The problem:
Select all lines in the records that include "hearing".

Dataset extract:
_ _ _ _

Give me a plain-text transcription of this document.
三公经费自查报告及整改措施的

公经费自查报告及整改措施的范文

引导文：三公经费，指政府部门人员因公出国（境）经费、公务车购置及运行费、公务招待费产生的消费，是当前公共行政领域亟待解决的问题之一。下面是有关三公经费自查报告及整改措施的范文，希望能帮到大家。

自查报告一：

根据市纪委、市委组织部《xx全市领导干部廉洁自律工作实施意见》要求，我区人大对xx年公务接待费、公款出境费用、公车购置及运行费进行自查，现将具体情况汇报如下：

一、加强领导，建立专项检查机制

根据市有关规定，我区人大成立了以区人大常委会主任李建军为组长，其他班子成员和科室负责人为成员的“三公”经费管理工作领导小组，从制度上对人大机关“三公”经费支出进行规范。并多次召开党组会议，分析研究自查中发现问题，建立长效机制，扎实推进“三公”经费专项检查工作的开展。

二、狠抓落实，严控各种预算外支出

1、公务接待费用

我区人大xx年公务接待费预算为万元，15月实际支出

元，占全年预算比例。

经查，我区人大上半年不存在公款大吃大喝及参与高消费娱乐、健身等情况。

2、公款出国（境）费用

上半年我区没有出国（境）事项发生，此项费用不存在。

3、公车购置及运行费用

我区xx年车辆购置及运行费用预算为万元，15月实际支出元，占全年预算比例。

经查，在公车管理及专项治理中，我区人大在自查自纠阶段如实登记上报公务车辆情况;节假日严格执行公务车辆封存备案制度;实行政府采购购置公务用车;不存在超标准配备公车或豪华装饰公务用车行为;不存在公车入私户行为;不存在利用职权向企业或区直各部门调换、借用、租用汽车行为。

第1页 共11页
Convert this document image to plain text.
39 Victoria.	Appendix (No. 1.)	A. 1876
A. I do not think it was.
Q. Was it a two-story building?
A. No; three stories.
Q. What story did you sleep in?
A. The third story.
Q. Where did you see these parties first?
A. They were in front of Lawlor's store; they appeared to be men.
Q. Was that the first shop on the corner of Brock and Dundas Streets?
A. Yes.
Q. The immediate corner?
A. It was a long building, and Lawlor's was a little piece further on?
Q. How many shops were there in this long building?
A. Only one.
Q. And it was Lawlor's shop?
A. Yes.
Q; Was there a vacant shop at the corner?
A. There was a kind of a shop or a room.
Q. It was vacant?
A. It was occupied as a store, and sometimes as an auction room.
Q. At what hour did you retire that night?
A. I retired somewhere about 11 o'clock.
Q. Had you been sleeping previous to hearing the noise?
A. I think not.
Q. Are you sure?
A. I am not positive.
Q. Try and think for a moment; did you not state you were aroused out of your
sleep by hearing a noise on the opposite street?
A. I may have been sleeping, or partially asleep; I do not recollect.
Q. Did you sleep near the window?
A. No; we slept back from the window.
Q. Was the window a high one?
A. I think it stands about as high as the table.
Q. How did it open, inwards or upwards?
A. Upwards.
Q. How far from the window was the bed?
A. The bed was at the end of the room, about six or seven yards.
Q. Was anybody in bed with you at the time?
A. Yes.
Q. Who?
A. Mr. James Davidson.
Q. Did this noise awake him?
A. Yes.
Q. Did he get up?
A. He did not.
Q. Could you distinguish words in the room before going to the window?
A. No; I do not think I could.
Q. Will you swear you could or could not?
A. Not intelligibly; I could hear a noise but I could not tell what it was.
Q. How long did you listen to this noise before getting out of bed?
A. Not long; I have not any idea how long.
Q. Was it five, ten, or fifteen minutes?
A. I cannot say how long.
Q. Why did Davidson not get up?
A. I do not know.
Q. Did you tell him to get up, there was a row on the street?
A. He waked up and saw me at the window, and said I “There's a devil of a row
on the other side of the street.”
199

_ _ _ _

The completed task:
Q. Had you been sleeping previous to hearing the noise?
sleep by hearing a noise on the opposite street?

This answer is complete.